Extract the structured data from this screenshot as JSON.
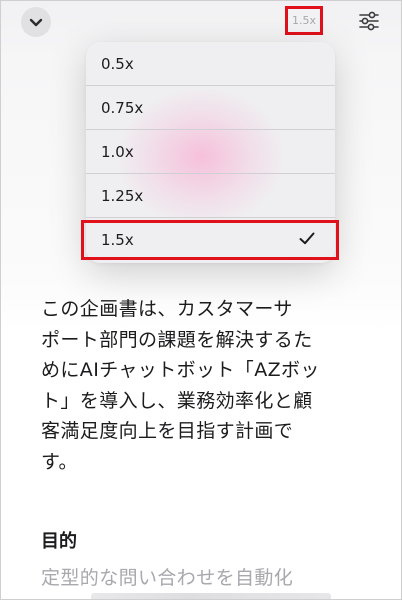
{
  "toolbar": {
    "collapse_icon": "chevron-down-icon",
    "speed_label": "1.5x",
    "settings_icon": "sliders-icon"
  },
  "speed_menu": {
    "options": [
      "0.5x",
      "0.75x",
      "1.0x",
      "1.25x",
      "1.5x"
    ],
    "selected": "1.5x",
    "check_icon": "checkmark-icon"
  },
  "content": {
    "paragraph_lines": [
      "この企画書は、カスタマーサ",
      "ポート部門の課題を解決するた",
      "めにAIチャットボット「AZボッ",
      "ト」を導入し、業務効率化と顧",
      "客満足度向上を目指す計画で",
      "す。"
    ],
    "section_heading": "目的",
    "section_text": "定型的な問い合わせを自動化"
  },
  "colors": {
    "highlight": "#e0111b",
    "menu_background": "#eeeef0",
    "glow": "#f8b0d4"
  }
}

──────────

**Problem requirements:**
Leave the pictures out, and transcribe each of the records exactly.

**Response to this task:**
Extract the structured data from this screenshot as JSON.
{
  "toolbar": {
    "collapse_icon": "chevron-down-icon",
    "speed_label": "1.5x",
    "settings_icon": "sliders-icon"
  },
  "speed_menu": {
    "options": [
      "0.5x",
      "0.75x",
      "1.0x",
      "1.25x",
      "1.5x"
    ],
    "selected": "1.5x",
    "check_icon": "checkmark-icon"
  },
  "content": {
    "paragraph_lines": [
      "この企画書は、カスタマーサ",
      "ポート部門の課題を解決するた",
      "めにAIチャットボット「AZボッ",
      "ト」を導入し、業務効率化と顧",
      "客満足度向上を目指す計画で",
      "す。"
    ],
    "section_heading": "目的",
    "section_text": "定型的な問い合わせを自動化"
  },
  "colors": {
    "highlight": "#e0111b",
    "menu_background": "#eeeef0",
    "glow": "#f8b0d4"
  }
}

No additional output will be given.